[start RECORDS]
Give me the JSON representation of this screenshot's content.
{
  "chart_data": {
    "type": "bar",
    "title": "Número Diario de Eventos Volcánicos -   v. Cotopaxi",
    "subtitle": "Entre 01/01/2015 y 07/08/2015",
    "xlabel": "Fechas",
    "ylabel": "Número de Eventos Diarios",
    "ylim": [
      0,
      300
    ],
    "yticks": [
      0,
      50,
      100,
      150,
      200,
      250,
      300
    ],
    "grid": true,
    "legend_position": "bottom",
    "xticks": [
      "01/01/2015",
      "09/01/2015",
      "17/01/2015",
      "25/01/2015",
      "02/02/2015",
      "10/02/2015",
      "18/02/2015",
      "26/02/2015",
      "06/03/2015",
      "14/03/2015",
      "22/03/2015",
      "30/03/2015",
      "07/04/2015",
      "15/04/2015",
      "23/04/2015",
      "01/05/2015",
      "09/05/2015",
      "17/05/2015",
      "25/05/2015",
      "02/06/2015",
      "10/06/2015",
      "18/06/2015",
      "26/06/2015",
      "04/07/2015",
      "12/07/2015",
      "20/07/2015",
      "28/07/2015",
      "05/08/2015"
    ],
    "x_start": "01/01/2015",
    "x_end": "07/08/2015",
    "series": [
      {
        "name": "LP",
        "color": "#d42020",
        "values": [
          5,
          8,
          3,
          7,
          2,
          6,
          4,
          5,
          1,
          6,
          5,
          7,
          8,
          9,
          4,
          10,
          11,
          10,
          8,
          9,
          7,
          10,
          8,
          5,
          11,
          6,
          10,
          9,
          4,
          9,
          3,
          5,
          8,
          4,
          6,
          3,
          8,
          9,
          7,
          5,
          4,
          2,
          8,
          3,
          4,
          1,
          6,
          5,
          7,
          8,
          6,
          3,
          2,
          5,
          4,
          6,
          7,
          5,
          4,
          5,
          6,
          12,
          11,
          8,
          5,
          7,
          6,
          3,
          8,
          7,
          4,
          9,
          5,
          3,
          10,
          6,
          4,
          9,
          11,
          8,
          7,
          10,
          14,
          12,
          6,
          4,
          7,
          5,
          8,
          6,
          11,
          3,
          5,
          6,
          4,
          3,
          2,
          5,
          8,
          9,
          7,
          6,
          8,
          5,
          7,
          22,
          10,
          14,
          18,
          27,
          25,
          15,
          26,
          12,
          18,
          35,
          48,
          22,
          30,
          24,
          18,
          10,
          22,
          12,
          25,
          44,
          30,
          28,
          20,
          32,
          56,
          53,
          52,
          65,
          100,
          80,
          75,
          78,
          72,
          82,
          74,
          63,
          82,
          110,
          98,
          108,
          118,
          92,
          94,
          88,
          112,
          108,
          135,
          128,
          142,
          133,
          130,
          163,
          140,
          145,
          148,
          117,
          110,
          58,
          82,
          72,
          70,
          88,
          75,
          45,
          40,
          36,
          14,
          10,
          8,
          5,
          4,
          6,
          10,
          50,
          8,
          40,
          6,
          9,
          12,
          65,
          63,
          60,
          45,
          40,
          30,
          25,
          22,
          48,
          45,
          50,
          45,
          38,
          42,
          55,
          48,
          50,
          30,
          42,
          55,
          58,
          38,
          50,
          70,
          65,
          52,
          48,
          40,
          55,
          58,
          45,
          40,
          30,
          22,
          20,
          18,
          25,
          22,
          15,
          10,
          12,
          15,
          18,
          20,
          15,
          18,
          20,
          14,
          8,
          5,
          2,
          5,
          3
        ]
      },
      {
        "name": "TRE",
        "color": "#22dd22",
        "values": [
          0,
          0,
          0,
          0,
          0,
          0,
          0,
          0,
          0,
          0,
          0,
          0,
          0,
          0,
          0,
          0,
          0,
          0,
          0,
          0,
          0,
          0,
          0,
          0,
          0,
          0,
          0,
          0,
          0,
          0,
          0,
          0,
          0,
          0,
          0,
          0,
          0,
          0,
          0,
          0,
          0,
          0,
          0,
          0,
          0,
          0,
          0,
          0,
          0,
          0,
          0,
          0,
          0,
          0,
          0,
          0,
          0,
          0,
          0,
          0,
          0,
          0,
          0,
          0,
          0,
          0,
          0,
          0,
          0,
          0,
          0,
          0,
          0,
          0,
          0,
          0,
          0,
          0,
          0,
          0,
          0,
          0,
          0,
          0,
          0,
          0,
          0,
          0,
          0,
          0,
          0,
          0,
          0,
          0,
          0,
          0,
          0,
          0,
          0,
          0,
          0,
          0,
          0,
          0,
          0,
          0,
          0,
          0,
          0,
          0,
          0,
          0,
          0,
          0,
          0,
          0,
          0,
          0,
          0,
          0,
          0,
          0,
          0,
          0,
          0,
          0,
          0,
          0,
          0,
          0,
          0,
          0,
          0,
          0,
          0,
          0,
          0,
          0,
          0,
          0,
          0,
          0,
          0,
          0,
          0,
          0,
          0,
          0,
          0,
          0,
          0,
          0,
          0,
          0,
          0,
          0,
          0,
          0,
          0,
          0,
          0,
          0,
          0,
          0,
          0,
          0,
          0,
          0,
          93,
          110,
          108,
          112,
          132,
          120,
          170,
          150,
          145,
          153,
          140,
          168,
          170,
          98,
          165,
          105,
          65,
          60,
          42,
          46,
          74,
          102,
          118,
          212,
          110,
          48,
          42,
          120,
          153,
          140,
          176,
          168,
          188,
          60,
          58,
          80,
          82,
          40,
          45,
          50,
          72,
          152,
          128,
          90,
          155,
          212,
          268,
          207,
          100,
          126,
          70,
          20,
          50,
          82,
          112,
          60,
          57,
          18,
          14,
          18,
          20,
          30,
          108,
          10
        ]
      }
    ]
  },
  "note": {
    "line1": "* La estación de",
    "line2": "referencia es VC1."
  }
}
[end RECORDS]
# [INSTRUCTION]
Reproduce each record shown above without altering a single word.

# [RESULT]
Give me the JSON representation of this screenshot's content.
{
  "chart_data": {
    "type": "bar",
    "title": "Número Diario de Eventos Volcánicos -   v. Cotopaxi",
    "subtitle": "Entre 01/01/2015 y 07/08/2015",
    "xlabel": "Fechas",
    "ylabel": "Número de Eventos Diarios",
    "ylim": [
      0,
      300
    ],
    "yticks": [
      0,
      50,
      100,
      150,
      200,
      250,
      300
    ],
    "grid": true,
    "legend_position": "bottom",
    "xticks": [
      "01/01/2015",
      "09/01/2015",
      "17/01/2015",
      "25/01/2015",
      "02/02/2015",
      "10/02/2015",
      "18/02/2015",
      "26/02/2015",
      "06/03/2015",
      "14/03/2015",
      "22/03/2015",
      "30/03/2015",
      "07/04/2015",
      "15/04/2015",
      "23/04/2015",
      "01/05/2015",
      "09/05/2015",
      "17/05/2015",
      "25/05/2015",
      "02/06/2015",
      "10/06/2015",
      "18/06/2015",
      "26/06/2015",
      "04/07/2015",
      "12/07/2015",
      "20/07/2015",
      "28/07/2015",
      "05/08/2015"
    ],
    "x_start": "01/01/2015",
    "x_end": "07/08/2015",
    "series": [
      {
        "name": "LP",
        "color": "#d42020",
        "values": [
          5,
          8,
          3,
          7,
          2,
          6,
          4,
          5,
          1,
          6,
          5,
          7,
          8,
          9,
          4,
          10,
          11,
          10,
          8,
          9,
          7,
          10,
          8,
          5,
          11,
          6,
          10,
          9,
          4,
          9,
          3,
          5,
          8,
          4,
          6,
          3,
          8,
          9,
          7,
          5,
          4,
          2,
          8,
          3,
          4,
          1,
          6,
          5,
          7,
          8,
          6,
          3,
          2,
          5,
          4,
          6,
          7,
          5,
          4,
          5,
          6,
          12,
          11,
          8,
          5,
          7,
          6,
          3,
          8,
          7,
          4,
          9,
          5,
          3,
          10,
          6,
          4,
          9,
          11,
          8,
          7,
          10,
          14,
          12,
          6,
          4,
          7,
          5,
          8,
          6,
          11,
          3,
          5,
          6,
          4,
          3,
          2,
          5,
          8,
          9,
          7,
          6,
          8,
          5,
          7,
          22,
          10,
          14,
          18,
          27,
          25,
          15,
          26,
          12,
          18,
          35,
          48,
          22,
          30,
          24,
          18,
          10,
          22,
          12,
          25,
          44,
          30,
          28,
          20,
          32,
          56,
          53,
          52,
          65,
          100,
          80,
          75,
          78,
          72,
          82,
          74,
          63,
          82,
          110,
          98,
          108,
          118,
          92,
          94,
          88,
          112,
          108,
          135,
          128,
          142,
          133,
          130,
          163,
          140,
          145,
          148,
          117,
          110,
          58,
          82,
          72,
          70,
          88,
          75,
          45,
          40,
          36,
          14,
          10,
          8,
          5,
          4,
          6,
          10,
          50,
          8,
          40,
          6,
          9,
          12,
          65,
          63,
          60,
          45,
          40,
          30,
          25,
          22,
          48,
          45,
          50,
          45,
          38,
          42,
          55,
          48,
          50,
          30,
          42,
          55,
          58,
          38,
          50,
          70,
          65,
          52,
          48,
          40,
          55,
          58,
          45,
          40,
          30,
          22,
          20,
          18,
          25,
          22,
          15,
          10,
          12,
          15,
          18,
          20,
          15,
          18,
          20,
          14,
          8,
          5,
          2,
          5,
          3
        ]
      },
      {
        "name": "TRE",
        "color": "#22dd22",
        "values": [
          0,
          0,
          0,
          0,
          0,
          0,
          0,
          0,
          0,
          0,
          0,
          0,
          0,
          0,
          0,
          0,
          0,
          0,
          0,
          0,
          0,
          0,
          0,
          0,
          0,
          0,
          0,
          0,
          0,
          0,
          0,
          0,
          0,
          0,
          0,
          0,
          0,
          0,
          0,
          0,
          0,
          0,
          0,
          0,
          0,
          0,
          0,
          0,
          0,
          0,
          0,
          0,
          0,
          0,
          0,
          0,
          0,
          0,
          0,
          0,
          0,
          0,
          0,
          0,
          0,
          0,
          0,
          0,
          0,
          0,
          0,
          0,
          0,
          0,
          0,
          0,
          0,
          0,
          0,
          0,
          0,
          0,
          0,
          0,
          0,
          0,
          0,
          0,
          0,
          0,
          0,
          0,
          0,
          0,
          0,
          0,
          0,
          0,
          0,
          0,
          0,
          0,
          0,
          0,
          0,
          0,
          0,
          0,
          0,
          0,
          0,
          0,
          0,
          0,
          0,
          0,
          0,
          0,
          0,
          0,
          0,
          0,
          0,
          0,
          0,
          0,
          0,
          0,
          0,
          0,
          0,
          0,
          0,
          0,
          0,
          0,
          0,
          0,
          0,
          0,
          0,
          0,
          0,
          0,
          0,
          0,
          0,
          0,
          0,
          0,
          0,
          0,
          0,
          0,
          0,
          0,
          0,
          0,
          0,
          0,
          0,
          0,
          0,
          0,
          0,
          0,
          0,
          0,
          93,
          110,
          108,
          112,
          132,
          120,
          170,
          150,
          145,
          153,
          140,
          168,
          170,
          98,
          165,
          105,
          65,
          60,
          42,
          46,
          74,
          102,
          118,
          212,
          110,
          48,
          42,
          120,
          153,
          140,
          176,
          168,
          188,
          60,
          58,
          80,
          82,
          40,
          45,
          50,
          72,
          152,
          128,
          90,
          155,
          212,
          268,
          207,
          100,
          126,
          70,
          20,
          50,
          82,
          112,
          60,
          57,
          18,
          14,
          18,
          20,
          30,
          108,
          10
        ]
      }
    ]
  },
  "note": {
    "line1": "* La estación de",
    "line2": "referencia es VC1."
  }
}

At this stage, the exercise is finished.